---- Records shown

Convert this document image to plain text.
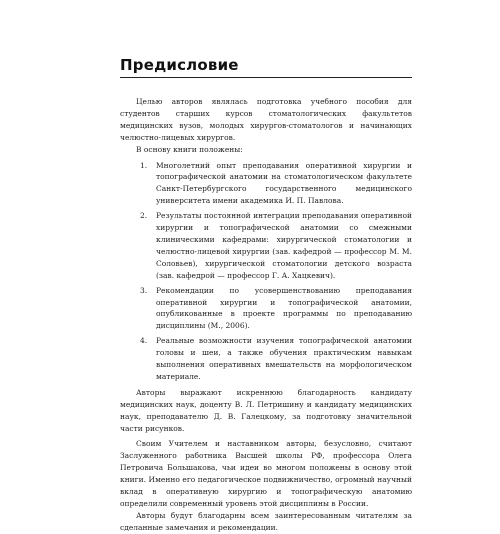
Предисловие

Целью авторов являлась подготовка учебного пособия для студентов старших курсов стоматологических факультетов медицинских вузов, молодых хирургов-стоматологов и начинающих челюстно-лицевых хирургов.

В основу книги положены:

1. Многолетний опыт преподавания оперативной хирургии и топографической анатомии на стоматологическом факультете Санкт-Петербургского государственного медицинского университета имени академика И. П. Павлова.
2. Результаты постоянной интеграции преподавания оперативной хирургии и топографической анатомии со смежными клиническими кафедрами: хирургической стоматологии и челюстно-лицевой хирургии (зав. кафедрой — профессор М. М. Соловьев), хирургической стоматологии детского возраста (зав. кафедрой — профессор Г. А. Хацкевич).
3. Рекомендации по усовершенствованию преподавания оперативной хирургии и топографической анатомии, опубликованные в проекте программы по преподаванию дисциплины (М., 2006).
4. Реальные возможности изучения топографической анатомии головы и шеи, а также обучения практическим навыкам выполнения оперативных вмешательств на морфологическом материале.

Авторы выражают искреннюю благодарность кандидату медицинских наук, доценту В. Л. Петришину и кандидату медицинских наук, преподавателю Д. В. Галецкому, за подготовку значительной части рисунков.

Своим Учителем и наставником авторы, безусловно, считают Заслуженного работника Высшей школы РФ, профессора Олега Петровича Большакова, чьи идеи во многом положены в основу этой книги. Именно его педагогическое подвижничество, огромный научный вклад в оперативную хирургию и топографическую анатомию определили современный уровень этой дисциплины в России.

Авторы будут благодарны всем заинтересованным читателям за сделанные замечания и рекомендации.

--------

▸ **Exercise requirements**:
All records above are to be printed exactly, minus the pictures they contain.

▸ **Solution**:
Convert this document image to plain text.
Предисловие

Целью авторов являлась подготовка учебного пособия для студентов старших курсов стоматологических факультетов медицинских вузов, молодых хирургов-стоматологов и начинающих челюстно-лицевых хирургов.

В основу книги положены:

1. Многолетний опыт преподавания оперативной хирургии и топографической анатомии на стоматологическом факультете Санкт-Петербургского государственного медицинского университета имени академика И. П. Павлова.
2. Результаты постоянной интеграции преподавания оперативной хирургии и топографической анатомии со смежными клиническими кафедрами: хирургической стоматологии и челюстно-лицевой хирургии (зав. кафедрой — профессор М. М. Соловьев), хирургической стоматологии детского возраста (зав. кафедрой — профессор Г. А. Хацкевич).
3. Рекомендации по усовершенствованию преподавания оперативной хирургии и топографической анатомии, опубликованные в проекте программы по преподаванию дисциплины (М., 2006).
4. Реальные возможности изучения топографической анатомии головы и шеи, а также обучения практическим навыкам выполнения оперативных вмешательств на морфологическом материале.

Авторы выражают искреннюю благодарность кандидату медицинских наук, доценту В. Л. Петришину и кандидату медицинских наук, преподавателю Д. В. Галецкому, за подготовку значительной части рисунков.

Своим Учителем и наставником авторы, безусловно, считают Заслуженного работника Высшей школы РФ, профессора Олега Петровича Большакова, чьи идеи во многом положены в основу этой книги. Именно его педагогическое подвижничество, огромный научный вклад в оперативную хирургию и топографическую анатомию определили современный уровень этой дисциплины в России.

Авторы будут благодарны всем заинтересованным читателям за сделанные замечания и рекомендации.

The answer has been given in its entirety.